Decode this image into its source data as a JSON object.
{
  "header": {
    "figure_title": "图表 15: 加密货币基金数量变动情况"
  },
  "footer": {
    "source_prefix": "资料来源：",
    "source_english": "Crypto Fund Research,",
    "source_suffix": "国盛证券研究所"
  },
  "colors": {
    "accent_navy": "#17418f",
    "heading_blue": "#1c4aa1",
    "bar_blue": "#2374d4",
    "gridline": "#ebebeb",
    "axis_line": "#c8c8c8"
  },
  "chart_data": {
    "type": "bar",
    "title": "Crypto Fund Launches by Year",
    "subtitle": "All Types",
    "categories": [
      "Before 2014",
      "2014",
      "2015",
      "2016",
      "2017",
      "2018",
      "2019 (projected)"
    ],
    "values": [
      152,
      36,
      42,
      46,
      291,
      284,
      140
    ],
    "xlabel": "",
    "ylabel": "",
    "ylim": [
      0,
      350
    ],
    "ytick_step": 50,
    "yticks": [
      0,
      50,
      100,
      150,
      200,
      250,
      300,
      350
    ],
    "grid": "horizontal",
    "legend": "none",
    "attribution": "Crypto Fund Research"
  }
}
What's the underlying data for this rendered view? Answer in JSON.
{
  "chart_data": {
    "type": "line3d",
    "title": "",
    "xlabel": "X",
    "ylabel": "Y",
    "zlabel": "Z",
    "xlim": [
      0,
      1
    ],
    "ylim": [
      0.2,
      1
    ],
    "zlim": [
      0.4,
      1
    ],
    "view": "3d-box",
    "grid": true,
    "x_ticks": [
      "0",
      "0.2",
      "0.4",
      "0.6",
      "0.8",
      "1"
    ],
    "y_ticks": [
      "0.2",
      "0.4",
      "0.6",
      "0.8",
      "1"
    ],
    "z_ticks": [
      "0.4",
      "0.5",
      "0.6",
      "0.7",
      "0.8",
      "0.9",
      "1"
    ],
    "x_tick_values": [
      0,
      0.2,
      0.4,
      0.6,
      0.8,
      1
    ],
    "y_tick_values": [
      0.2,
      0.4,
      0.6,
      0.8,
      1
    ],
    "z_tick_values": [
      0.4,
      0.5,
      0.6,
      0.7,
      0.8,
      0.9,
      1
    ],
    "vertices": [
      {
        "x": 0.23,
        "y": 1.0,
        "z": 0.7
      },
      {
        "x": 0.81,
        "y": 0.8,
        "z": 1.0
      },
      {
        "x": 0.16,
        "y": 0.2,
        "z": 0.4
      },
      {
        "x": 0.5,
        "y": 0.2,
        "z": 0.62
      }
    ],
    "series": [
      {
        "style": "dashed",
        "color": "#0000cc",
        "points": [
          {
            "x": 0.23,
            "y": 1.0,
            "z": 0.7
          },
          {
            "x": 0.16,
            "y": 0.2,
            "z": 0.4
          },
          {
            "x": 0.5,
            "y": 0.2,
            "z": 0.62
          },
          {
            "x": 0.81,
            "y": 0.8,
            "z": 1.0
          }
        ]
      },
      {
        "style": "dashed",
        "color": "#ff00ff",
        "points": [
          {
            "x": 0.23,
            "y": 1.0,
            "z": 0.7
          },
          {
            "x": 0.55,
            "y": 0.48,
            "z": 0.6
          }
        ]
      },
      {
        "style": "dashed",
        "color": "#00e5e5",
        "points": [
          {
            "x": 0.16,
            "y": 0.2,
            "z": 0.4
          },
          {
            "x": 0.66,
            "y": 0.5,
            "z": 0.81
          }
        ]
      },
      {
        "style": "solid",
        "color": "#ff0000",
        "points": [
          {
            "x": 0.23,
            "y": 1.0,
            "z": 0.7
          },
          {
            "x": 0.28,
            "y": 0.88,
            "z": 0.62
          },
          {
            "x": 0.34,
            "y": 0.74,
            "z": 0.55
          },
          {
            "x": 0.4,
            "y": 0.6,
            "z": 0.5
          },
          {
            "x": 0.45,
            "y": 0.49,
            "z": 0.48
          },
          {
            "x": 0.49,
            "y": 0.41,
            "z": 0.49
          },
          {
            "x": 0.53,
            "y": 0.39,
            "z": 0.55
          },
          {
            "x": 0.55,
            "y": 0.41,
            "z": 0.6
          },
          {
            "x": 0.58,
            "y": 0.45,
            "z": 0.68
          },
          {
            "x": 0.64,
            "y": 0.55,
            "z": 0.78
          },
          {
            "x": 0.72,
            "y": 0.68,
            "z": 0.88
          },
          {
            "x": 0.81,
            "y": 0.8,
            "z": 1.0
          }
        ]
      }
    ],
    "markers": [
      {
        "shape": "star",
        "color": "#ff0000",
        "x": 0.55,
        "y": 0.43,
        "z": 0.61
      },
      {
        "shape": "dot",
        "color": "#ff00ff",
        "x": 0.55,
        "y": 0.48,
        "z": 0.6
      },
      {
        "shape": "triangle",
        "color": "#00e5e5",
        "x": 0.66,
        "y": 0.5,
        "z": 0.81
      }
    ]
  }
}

- Task prompt: Check every line for "this" and show the ones that have it.

- Answer:
Decode this image into its source data as a JSON object.
What's the underlying data for this rendered view? Answer in JSON.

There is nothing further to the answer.